[Material supplied]

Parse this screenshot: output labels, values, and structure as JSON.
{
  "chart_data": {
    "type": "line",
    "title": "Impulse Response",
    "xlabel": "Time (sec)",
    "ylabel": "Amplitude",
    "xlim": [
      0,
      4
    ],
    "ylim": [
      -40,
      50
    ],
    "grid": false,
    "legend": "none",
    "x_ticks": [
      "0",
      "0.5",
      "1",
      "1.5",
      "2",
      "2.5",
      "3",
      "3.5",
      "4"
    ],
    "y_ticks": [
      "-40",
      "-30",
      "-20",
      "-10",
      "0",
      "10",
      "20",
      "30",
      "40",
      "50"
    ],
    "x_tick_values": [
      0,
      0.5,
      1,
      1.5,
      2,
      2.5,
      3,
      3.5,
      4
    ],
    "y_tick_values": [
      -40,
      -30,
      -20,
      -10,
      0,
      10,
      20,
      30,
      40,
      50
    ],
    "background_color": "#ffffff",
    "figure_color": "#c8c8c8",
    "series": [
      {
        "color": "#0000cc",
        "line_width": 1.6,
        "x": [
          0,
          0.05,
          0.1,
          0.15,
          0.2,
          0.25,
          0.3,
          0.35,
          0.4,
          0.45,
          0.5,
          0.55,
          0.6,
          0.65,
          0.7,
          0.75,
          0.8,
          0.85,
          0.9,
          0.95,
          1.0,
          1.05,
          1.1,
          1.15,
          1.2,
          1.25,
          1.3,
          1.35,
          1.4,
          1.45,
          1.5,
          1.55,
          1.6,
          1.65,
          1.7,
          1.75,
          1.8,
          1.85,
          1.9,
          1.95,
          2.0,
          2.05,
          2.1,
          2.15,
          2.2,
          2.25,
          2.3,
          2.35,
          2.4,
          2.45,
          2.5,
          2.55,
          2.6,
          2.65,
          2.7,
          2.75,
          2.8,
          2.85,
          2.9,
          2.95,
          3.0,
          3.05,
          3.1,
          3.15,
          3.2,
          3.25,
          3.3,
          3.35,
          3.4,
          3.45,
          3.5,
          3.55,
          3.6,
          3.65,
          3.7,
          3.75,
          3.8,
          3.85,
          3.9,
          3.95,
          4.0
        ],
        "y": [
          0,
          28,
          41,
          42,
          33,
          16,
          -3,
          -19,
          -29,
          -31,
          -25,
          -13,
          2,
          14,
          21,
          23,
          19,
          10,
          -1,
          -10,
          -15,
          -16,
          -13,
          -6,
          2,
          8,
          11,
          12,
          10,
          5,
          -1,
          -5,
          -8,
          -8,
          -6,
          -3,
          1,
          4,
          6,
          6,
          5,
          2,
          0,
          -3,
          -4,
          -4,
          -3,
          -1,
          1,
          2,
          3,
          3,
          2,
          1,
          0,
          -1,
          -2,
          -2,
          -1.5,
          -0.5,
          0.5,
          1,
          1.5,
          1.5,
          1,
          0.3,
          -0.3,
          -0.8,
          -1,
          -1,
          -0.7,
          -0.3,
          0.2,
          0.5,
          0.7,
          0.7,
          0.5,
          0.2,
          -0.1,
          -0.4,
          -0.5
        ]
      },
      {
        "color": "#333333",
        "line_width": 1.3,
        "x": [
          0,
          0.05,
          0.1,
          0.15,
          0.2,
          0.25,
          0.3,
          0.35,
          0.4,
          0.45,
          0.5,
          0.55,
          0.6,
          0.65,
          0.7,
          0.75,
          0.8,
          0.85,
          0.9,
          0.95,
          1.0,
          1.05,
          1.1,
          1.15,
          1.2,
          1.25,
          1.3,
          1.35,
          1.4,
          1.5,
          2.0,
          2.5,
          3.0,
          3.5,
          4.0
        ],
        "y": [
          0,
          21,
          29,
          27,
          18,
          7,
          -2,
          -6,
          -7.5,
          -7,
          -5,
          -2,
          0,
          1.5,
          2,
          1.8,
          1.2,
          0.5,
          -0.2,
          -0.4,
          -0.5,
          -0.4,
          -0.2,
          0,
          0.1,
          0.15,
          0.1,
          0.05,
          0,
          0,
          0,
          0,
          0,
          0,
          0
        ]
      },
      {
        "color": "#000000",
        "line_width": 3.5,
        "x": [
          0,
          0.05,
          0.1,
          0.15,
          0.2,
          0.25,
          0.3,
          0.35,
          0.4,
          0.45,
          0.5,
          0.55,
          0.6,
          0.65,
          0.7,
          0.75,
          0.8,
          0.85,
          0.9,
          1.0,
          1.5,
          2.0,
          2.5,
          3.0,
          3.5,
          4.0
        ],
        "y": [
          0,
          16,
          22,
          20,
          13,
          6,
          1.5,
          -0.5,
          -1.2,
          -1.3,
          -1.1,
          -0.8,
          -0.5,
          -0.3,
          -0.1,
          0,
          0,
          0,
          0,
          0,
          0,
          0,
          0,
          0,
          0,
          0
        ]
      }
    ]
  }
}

[What is being asked] Copy out every line of the data above, exactly as given.

[Answer]
Parse this screenshot: output labels, values, and structure as JSON.
{
  "chart_data": {
    "type": "line",
    "title": "Impulse Response",
    "xlabel": "Time (sec)",
    "ylabel": "Amplitude",
    "xlim": [
      0,
      4
    ],
    "ylim": [
      -40,
      50
    ],
    "grid": false,
    "legend": "none",
    "x_ticks": [
      "0",
      "0.5",
      "1",
      "1.5",
      "2",
      "2.5",
      "3",
      "3.5",
      "4"
    ],
    "y_ticks": [
      "-40",
      "-30",
      "-20",
      "-10",
      "0",
      "10",
      "20",
      "30",
      "40",
      "50"
    ],
    "x_tick_values": [
      0,
      0.5,
      1,
      1.5,
      2,
      2.5,
      3,
      3.5,
      4
    ],
    "y_tick_values": [
      -40,
      -30,
      -20,
      -10,
      0,
      10,
      20,
      30,
      40,
      50
    ],
    "background_color": "#ffffff",
    "figure_color": "#c8c8c8",
    "series": [
      {
        "color": "#0000cc",
        "line_width": 1.6,
        "x": [
          0,
          0.05,
          0.1,
          0.15,
          0.2,
          0.25,
          0.3,
          0.35,
          0.4,
          0.45,
          0.5,
          0.55,
          0.6,
          0.65,
          0.7,
          0.75,
          0.8,
          0.85,
          0.9,
          0.95,
          1.0,
          1.05,
          1.1,
          1.15,
          1.2,
          1.25,
          1.3,
          1.35,
          1.4,
          1.45,
          1.5,
          1.55,
          1.6,
          1.65,
          1.7,
          1.75,
          1.8,
          1.85,
          1.9,
          1.95,
          2.0,
          2.05,
          2.1,
          2.15,
          2.2,
          2.25,
          2.3,
          2.35,
          2.4,
          2.45,
          2.5,
          2.55,
          2.6,
          2.65,
          2.7,
          2.75,
          2.8,
          2.85,
          2.9,
          2.95,
          3.0,
          3.05,
          3.1,
          3.15,
          3.2,
          3.25,
          3.3,
          3.35,
          3.4,
          3.45,
          3.5,
          3.55,
          3.6,
          3.65,
          3.7,
          3.75,
          3.8,
          3.85,
          3.9,
          3.95,
          4.0
        ],
        "y": [
          0,
          28,
          41,
          42,
          33,
          16,
          -3,
          -19,
          -29,
          -31,
          -25,
          -13,
          2,
          14,
          21,
          23,
          19,
          10,
          -1,
          -10,
          -15,
          -16,
          -13,
          -6,
          2,
          8,
          11,
          12,
          10,
          5,
          -1,
          -5,
          -8,
          -8,
          -6,
          -3,
          1,
          4,
          6,
          6,
          5,
          2,
          0,
          -3,
          -4,
          -4,
          -3,
          -1,
          1,
          2,
          3,
          3,
          2,
          1,
          0,
          -1,
          -2,
          -2,
          -1.5,
          -0.5,
          0.5,
          1,
          1.5,
          1.5,
          1,
          0.3,
          -0.3,
          -0.8,
          -1,
          -1,
          -0.7,
          -0.3,
          0.2,
          0.5,
          0.7,
          0.7,
          0.5,
          0.2,
          -0.1,
          -0.4,
          -0.5
        ]
      },
      {
        "color": "#333333",
        "line_width": 1.3,
        "x": [
          0,
          0.05,
          0.1,
          0.15,
          0.2,
          0.25,
          0.3,
          0.35,
          0.4,
          0.45,
          0.5,
          0.55,
          0.6,
          0.65,
          0.7,
          0.75,
          0.8,
          0.85,
          0.9,
          0.95,
          1.0,
          1.05,
          1.1,
          1.15,
          1.2,
          1.25,
          1.3,
          1.35,
          1.4,
          1.5,
          2.0,
          2.5,
          3.0,
          3.5,
          4.0
        ],
        "y": [
          0,
          21,
          29,
          27,
          18,
          7,
          -2,
          -6,
          -7.5,
          -7,
          -5,
          -2,
          0,
          1.5,
          2,
          1.8,
          1.2,
          0.5,
          -0.2,
          -0.4,
          -0.5,
          -0.4,
          -0.2,
          0,
          0.1,
          0.15,
          0.1,
          0.05,
          0,
          0,
          0,
          0,
          0,
          0,
          0
        ]
      },
      {
        "color": "#000000",
        "line_width": 3.5,
        "x": [
          0,
          0.05,
          0.1,
          0.15,
          0.2,
          0.25,
          0.3,
          0.35,
          0.4,
          0.45,
          0.5,
          0.55,
          0.6,
          0.65,
          0.7,
          0.75,
          0.8,
          0.85,
          0.9,
          1.0,
          1.5,
          2.0,
          2.5,
          3.0,
          3.5,
          4.0
        ],
        "y": [
          0,
          16,
          22,
          20,
          13,
          6,
          1.5,
          -0.5,
          -1.2,
          -1.3,
          -1.1,
          -0.8,
          -0.5,
          -0.3,
          -0.1,
          0,
          0,
          0,
          0,
          0,
          0,
          0,
          0,
          0,
          0,
          0
        ]
      }
    ]
  }
}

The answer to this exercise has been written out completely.